**Exercise directions**
What follows is a block of records; reproduce all of it verbatim.

______

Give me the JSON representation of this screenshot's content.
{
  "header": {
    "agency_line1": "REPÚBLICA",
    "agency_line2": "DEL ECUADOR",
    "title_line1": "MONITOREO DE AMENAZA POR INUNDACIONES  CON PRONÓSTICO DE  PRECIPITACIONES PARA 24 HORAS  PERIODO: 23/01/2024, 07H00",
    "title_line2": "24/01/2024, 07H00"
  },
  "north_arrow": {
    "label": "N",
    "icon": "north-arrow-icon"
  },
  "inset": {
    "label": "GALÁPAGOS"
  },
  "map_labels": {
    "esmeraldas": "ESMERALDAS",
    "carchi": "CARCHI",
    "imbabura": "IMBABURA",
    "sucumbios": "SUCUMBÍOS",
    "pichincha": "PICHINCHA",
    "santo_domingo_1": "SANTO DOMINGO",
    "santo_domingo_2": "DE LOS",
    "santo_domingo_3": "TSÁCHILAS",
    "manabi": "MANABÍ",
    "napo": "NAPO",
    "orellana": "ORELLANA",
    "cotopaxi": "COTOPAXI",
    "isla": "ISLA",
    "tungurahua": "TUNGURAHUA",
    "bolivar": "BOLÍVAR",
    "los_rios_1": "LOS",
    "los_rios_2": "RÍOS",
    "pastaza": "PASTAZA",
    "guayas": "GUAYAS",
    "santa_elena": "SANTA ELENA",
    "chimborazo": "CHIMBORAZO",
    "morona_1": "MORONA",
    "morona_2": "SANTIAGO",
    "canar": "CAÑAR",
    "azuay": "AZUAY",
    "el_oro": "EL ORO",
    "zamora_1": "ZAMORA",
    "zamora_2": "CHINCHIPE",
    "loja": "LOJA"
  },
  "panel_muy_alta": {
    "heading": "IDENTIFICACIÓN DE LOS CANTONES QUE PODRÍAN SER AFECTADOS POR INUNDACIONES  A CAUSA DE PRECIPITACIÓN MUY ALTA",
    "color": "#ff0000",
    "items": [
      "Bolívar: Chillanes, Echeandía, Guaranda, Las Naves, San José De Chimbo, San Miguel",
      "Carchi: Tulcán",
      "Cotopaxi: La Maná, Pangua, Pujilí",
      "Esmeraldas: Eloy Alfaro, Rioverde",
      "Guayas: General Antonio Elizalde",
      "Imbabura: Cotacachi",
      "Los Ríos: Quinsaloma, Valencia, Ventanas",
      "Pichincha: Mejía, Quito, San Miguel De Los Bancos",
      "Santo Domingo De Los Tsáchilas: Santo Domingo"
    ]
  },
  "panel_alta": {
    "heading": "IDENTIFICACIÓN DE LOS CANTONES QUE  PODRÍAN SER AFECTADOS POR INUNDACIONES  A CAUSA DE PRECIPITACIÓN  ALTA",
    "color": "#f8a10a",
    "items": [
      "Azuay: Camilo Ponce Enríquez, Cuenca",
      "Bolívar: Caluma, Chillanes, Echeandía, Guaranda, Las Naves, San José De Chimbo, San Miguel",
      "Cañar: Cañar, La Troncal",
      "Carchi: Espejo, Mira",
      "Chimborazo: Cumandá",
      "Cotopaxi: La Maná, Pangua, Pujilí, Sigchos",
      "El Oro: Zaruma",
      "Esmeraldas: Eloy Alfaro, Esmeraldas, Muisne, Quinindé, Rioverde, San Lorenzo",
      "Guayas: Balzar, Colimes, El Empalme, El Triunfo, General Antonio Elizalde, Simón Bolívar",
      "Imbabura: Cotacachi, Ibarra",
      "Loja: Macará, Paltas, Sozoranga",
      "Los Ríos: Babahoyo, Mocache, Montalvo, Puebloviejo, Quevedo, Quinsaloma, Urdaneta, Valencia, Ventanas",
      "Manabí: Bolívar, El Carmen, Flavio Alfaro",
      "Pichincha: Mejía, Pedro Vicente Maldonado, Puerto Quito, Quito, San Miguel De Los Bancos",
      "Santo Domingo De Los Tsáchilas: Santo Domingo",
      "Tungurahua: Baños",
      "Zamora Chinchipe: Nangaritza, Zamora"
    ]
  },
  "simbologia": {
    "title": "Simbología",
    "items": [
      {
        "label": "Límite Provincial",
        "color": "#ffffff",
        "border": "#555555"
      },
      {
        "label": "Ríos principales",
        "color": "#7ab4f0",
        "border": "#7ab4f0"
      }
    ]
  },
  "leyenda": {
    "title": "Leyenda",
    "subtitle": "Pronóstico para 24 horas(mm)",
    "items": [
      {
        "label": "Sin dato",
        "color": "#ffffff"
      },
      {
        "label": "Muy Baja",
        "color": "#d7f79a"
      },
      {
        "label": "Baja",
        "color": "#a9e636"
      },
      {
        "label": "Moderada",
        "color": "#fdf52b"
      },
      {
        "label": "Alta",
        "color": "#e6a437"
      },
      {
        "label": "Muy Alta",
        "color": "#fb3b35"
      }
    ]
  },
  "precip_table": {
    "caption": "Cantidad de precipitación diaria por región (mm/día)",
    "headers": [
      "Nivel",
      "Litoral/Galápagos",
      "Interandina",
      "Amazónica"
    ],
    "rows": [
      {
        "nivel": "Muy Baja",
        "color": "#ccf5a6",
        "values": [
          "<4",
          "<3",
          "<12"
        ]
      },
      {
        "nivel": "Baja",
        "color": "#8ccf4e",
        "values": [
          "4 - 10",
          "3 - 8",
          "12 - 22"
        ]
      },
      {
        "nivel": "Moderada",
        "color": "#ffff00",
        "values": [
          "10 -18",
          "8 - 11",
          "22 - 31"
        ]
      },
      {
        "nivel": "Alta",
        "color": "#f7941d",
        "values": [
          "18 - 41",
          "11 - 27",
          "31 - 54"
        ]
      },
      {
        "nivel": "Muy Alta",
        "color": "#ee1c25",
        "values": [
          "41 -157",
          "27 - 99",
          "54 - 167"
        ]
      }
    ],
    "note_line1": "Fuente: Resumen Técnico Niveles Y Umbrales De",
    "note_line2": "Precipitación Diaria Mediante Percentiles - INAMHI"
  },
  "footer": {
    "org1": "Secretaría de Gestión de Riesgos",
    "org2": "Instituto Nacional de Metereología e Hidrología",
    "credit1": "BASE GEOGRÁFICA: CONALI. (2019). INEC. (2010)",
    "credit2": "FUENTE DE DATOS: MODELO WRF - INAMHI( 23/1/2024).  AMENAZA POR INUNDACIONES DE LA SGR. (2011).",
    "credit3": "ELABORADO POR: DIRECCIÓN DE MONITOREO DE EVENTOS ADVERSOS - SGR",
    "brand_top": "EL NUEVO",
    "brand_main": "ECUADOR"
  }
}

______

**The reply**
Give me the JSON representation of this screenshot's content.
{
  "header": {
    "agency_line1": "REPÚBLICA",
    "agency_line2": "DEL ECUADOR",
    "title_line1": "MONITOREO DE AMENAZA POR INUNDACIONES  CON PRONÓSTICO DE  PRECIPITACIONES PARA 24 HORAS  PERIODO: 23/01/2024, 07H00",
    "title_line2": "24/01/2024, 07H00"
  },
  "north_arrow": {
    "label": "N",
    "icon": "north-arrow-icon"
  },
  "inset": {
    "label": "GALÁPAGOS"
  },
  "map_labels": {
    "esmeraldas": "ESMERALDAS",
    "carchi": "CARCHI",
    "imbabura": "IMBABURA",
    "sucumbios": "SUCUMBÍOS",
    "pichincha": "PICHINCHA",
    "santo_domingo_1": "SANTO DOMINGO",
    "santo_domingo_2": "DE LOS",
    "santo_domingo_3": "TSÁCHILAS",
    "manabi": "MANABÍ",
    "napo": "NAPO",
    "orellana": "ORELLANA",
    "cotopaxi": "COTOPAXI",
    "isla": "ISLA",
    "tungurahua": "TUNGURAHUA",
    "bolivar": "BOLÍVAR",
    "los_rios_1": "LOS",
    "los_rios_2": "RÍOS",
    "pastaza": "PASTAZA",
    "guayas": "GUAYAS",
    "santa_elena": "SANTA ELENA",
    "chimborazo": "CHIMBORAZO",
    "morona_1": "MORONA",
    "morona_2": "SANTIAGO",
    "canar": "CAÑAR",
    "azuay": "AZUAY",
    "el_oro": "EL ORO",
    "zamora_1": "ZAMORA",
    "zamora_2": "CHINCHIPE",
    "loja": "LOJA"
  },
  "panel_muy_alta": {
    "heading": "IDENTIFICACIÓN DE LOS CANTONES QUE PODRÍAN SER AFECTADOS POR INUNDACIONES  A CAUSA DE PRECIPITACIÓN MUY ALTA",
    "color": "#ff0000",
    "items": [
      "Bolívar: Chillanes, Echeandía, Guaranda, Las Naves, San José De Chimbo, San Miguel",
      "Carchi: Tulcán",
      "Cotopaxi: La Maná, Pangua, Pujilí",
      "Esmeraldas: Eloy Alfaro, Rioverde",
      "Guayas: General Antonio Elizalde",
      "Imbabura: Cotacachi",
      "Los Ríos: Quinsaloma, Valencia, Ventanas",
      "Pichincha: Mejía, Quito, San Miguel De Los Bancos",
      "Santo Domingo De Los Tsáchilas: Santo Domingo"
    ]
  },
  "panel_alta": {
    "heading": "IDENTIFICACIÓN DE LOS CANTONES QUE  PODRÍAN SER AFECTADOS POR INUNDACIONES  A CAUSA DE PRECIPITACIÓN  ALTA",
    "color": "#f8a10a",
    "items": [
      "Azuay: Camilo Ponce Enríquez, Cuenca",
      "Bolívar: Caluma, Chillanes, Echeandía, Guaranda, Las Naves, San José De Chimbo, San Miguel",
      "Cañar: Cañar, La Troncal",
      "Carchi: Espejo, Mira",
      "Chimborazo: Cumandá",
      "Cotopaxi: La Maná, Pangua, Pujilí, Sigchos",
      "El Oro: Zaruma",
      "Esmeraldas: Eloy Alfaro, Esmeraldas, Muisne, Quinindé, Rioverde, San Lorenzo",
      "Guayas: Balzar, Colimes, El Empalme, El Triunfo, General Antonio Elizalde, Simón Bolívar",
      "Imbabura: Cotacachi, Ibarra",
      "Loja: Macará, Paltas, Sozoranga",
      "Los Ríos: Babahoyo, Mocache, Montalvo, Puebloviejo, Quevedo, Quinsaloma, Urdaneta, Valencia, Ventanas",
      "Manabí: Bolívar, El Carmen, Flavio Alfaro",
      "Pichincha: Mejía, Pedro Vicente Maldonado, Puerto Quito, Quito, San Miguel De Los Bancos",
      "Santo Domingo De Los Tsáchilas: Santo Domingo",
      "Tungurahua: Baños",
      "Zamora Chinchipe: Nangaritza, Zamora"
    ]
  },
  "simbologia": {
    "title": "Simbología",
    "items": [
      {
        "label": "Límite Provincial",
        "color": "#ffffff",
        "border": "#555555"
      },
      {
        "label": "Ríos principales",
        "color": "#7ab4f0",
        "border": "#7ab4f0"
      }
    ]
  },
  "leyenda": {
    "title": "Leyenda",
    "subtitle": "Pronóstico para 24 horas(mm)",
    "items": [
      {
        "label": "Sin dato",
        "color": "#ffffff"
      },
      {
        "label": "Muy Baja",
        "color": "#d7f79a"
      },
      {
        "label": "Baja",
        "color": "#a9e636"
      },
      {
        "label": "Moderada",
        "color": "#fdf52b"
      },
      {
        "label": "Alta",
        "color": "#e6a437"
      },
      {
        "label": "Muy Alta",
        "color": "#fb3b35"
      }
    ]
  },
  "precip_table": {
    "caption": "Cantidad de precipitación diaria por región (mm/día)",
    "headers": [
      "Nivel",
      "Litoral/Galápagos",
      "Interandina",
      "Amazónica"
    ],
    "rows": [
      {
        "nivel": "Muy Baja",
        "color": "#ccf5a6",
        "values": [
          "<4",
          "<3",
          "<12"
        ]
      },
      {
        "nivel": "Baja",
        "color": "#8ccf4e",
        "values": [
          "4 - 10",
          "3 - 8",
          "12 - 22"
        ]
      },
      {
        "nivel": "Moderada",
        "color": "#ffff00",
        "values": [
          "10 -18",
          "8 - 11",
          "22 - 31"
        ]
      },
      {
        "nivel": "Alta",
        "color": "#f7941d",
        "values": [
          "18 - 41",
          "11 - 27",
          "31 - 54"
        ]
      },
      {
        "nivel": "Muy Alta",
        "color": "#ee1c25",
        "values": [
          "41 -157",
          "27 - 99",
          "54 - 167"
        ]
      }
    ],
    "note_line1": "Fuente: Resumen Técnico Niveles Y Umbrales De",
    "note_line2": "Precipitación Diaria Mediante Percentiles - INAMHI"
  },
  "footer": {
    "org1": "Secretaría de Gestión de Riesgos",
    "org2": "Instituto Nacional de Metereología e Hidrología",
    "credit1": "BASE GEOGRÁFICA: CONALI. (2019). INEC. (2010)",
    "credit2": "FUENTE DE DATOS: MODELO WRF - INAMHI( 23/1/2024).  AMENAZA POR INUNDACIONES DE LA SGR. (2011).",
    "credit3": "ELABORADO POR: DIRECCIÓN DE MONITOREO DE EVENTOS ADVERSOS - SGR",
    "brand_top": "EL NUEVO",
    "brand_main": "ECUADOR"
  }
}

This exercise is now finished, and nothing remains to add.